**Your instructions**
Nothing should be left out: output all of the entries exactly.

**Exercise materials**
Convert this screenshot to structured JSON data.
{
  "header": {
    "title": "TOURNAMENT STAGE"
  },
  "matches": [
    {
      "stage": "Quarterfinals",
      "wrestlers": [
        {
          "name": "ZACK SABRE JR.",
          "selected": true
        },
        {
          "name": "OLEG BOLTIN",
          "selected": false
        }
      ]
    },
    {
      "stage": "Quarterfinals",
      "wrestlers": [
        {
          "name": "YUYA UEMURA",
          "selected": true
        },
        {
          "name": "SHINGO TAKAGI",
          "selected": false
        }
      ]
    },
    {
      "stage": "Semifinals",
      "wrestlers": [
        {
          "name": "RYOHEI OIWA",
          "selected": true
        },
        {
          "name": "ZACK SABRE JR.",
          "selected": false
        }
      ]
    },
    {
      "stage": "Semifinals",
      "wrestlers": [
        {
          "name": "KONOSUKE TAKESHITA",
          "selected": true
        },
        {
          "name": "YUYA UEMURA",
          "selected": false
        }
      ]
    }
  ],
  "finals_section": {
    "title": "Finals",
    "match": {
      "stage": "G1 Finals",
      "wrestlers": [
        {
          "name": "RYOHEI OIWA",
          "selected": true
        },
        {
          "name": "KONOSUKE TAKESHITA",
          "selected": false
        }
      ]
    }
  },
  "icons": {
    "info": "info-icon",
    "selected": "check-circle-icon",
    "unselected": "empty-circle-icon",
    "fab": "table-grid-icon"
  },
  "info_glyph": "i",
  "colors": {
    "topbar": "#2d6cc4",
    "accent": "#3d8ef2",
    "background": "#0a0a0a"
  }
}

**Output below**
Convert this screenshot to structured JSON data.
{
  "header": {
    "title": "TOURNAMENT STAGE"
  },
  "matches": [
    {
      "stage": "Quarterfinals",
      "wrestlers": [
        {
          "name": "ZACK SABRE JR.",
          "selected": true
        },
        {
          "name": "OLEG BOLTIN",
          "selected": false
        }
      ]
    },
    {
      "stage": "Quarterfinals",
      "wrestlers": [
        {
          "name": "YUYA UEMURA",
          "selected": true
        },
        {
          "name": "SHINGO TAKAGI",
          "selected": false
        }
      ]
    },
    {
      "stage": "Semifinals",
      "wrestlers": [
        {
          "name": "RYOHEI OIWA",
          "selected": true
        },
        {
          "name": "ZACK SABRE JR.",
          "selected": false
        }
      ]
    },
    {
      "stage": "Semifinals",
      "wrestlers": [
        {
          "name": "KONOSUKE TAKESHITA",
          "selected": true
        },
        {
          "name": "YUYA UEMURA",
          "selected": false
        }
      ]
    }
  ],
  "finals_section": {
    "title": "Finals",
    "match": {
      "stage": "G1 Finals",
      "wrestlers": [
        {
          "name": "RYOHEI OIWA",
          "selected": true
        },
        {
          "name": "KONOSUKE TAKESHITA",
          "selected": false
        }
      ]
    }
  },
  "icons": {
    "info": "info-icon",
    "selected": "check-circle-icon",
    "unselected": "empty-circle-icon",
    "fab": "table-grid-icon"
  },
  "info_glyph": "i",
  "colors": {
    "topbar": "#2d6cc4",
    "accent": "#3d8ef2",
    "background": "#0a0a0a"
  }
}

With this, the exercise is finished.